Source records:
□ □ □

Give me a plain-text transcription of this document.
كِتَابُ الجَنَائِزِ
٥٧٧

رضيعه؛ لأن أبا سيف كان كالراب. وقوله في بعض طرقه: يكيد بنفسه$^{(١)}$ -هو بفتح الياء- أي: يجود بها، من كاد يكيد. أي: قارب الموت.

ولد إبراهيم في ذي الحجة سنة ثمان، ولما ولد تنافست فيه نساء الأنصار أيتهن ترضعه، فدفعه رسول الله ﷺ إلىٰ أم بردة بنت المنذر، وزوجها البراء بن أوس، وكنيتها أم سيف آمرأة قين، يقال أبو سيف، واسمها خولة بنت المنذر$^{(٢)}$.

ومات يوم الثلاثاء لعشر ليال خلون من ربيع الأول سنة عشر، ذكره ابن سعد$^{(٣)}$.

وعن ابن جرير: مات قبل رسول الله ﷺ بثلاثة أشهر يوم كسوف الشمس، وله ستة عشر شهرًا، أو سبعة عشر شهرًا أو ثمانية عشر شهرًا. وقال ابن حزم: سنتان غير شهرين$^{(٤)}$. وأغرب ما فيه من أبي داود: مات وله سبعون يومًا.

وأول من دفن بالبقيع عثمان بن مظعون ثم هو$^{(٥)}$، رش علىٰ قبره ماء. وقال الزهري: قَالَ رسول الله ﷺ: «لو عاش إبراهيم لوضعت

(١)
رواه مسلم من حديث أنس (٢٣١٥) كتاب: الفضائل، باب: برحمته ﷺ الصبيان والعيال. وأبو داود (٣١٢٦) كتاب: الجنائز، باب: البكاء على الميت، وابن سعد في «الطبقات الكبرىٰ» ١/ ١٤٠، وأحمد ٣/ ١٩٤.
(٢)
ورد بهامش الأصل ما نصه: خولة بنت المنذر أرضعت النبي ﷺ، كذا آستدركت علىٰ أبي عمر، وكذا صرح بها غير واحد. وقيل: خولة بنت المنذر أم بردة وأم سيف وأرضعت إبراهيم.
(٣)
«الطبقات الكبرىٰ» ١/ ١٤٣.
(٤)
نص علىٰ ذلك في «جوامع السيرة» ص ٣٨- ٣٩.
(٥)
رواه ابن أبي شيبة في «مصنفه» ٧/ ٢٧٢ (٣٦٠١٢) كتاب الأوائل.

□ □ □

» **GIVEN REQUEST**
Go through the material and select each line with the string "الطبقات" in it.

» **CORRECT ANSWER**
رواه مسلم من حديث أنس (٢٣١٥) كتاب: الفضائل، باب: برحمته ﷺ الصبيان والعيال. وأبو داود (٣١٢٦) كتاب: الجنائز، باب: البكاء على الميت، وابن سعد في «الطبقات الكبرىٰ» ١/ ١٤٠، وأحمد ٣/ ١٩٤.
«الطبقات الكبرىٰ» ١/ ١٤٣.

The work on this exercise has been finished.